◆ Work instructions: Isolate every line in the data with the string "this" and copy it.

Figure record listings
++++++++++

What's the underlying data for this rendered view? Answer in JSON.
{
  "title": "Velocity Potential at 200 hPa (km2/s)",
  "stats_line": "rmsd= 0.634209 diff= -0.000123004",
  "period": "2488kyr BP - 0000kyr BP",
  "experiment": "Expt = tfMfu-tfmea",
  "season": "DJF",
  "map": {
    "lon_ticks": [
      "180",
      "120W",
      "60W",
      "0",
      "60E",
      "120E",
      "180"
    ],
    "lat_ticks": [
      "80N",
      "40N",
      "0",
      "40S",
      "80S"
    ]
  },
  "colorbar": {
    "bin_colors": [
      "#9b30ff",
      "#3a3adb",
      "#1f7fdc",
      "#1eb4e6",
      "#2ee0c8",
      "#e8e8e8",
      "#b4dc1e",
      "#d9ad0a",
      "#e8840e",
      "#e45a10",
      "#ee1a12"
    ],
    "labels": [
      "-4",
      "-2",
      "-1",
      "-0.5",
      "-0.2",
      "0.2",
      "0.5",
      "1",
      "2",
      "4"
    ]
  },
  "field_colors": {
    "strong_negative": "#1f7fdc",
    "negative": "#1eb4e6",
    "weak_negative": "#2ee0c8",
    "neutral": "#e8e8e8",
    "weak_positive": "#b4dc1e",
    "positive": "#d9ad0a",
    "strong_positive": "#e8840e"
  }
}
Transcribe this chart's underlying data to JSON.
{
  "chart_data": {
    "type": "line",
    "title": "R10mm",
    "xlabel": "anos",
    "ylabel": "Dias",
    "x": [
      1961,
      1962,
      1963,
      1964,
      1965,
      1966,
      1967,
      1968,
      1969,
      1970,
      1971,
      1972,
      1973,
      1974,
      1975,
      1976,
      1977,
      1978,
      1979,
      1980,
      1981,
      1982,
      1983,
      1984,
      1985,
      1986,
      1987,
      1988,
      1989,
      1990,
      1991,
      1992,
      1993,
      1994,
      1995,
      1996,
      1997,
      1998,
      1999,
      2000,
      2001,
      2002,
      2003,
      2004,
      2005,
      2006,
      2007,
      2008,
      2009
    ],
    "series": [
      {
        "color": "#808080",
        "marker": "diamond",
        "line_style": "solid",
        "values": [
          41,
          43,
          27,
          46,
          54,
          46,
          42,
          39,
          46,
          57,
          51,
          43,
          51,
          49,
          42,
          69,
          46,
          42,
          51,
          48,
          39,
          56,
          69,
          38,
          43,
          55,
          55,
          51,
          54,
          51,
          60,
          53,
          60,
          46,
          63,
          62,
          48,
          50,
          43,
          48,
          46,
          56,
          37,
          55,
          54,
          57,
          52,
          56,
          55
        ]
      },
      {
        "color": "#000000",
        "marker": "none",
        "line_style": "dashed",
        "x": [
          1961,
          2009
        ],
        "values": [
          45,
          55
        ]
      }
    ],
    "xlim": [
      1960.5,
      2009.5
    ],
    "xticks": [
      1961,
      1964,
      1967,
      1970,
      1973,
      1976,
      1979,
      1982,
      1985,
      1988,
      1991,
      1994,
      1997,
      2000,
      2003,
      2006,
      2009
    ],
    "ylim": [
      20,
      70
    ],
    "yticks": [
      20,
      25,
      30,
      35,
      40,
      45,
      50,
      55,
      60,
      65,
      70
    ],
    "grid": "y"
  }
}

++++++++++

◆ Exercise result:
What's the underlying data for this rendered view? Answer in JSON.
Transcribe this chart's underlying data to JSON.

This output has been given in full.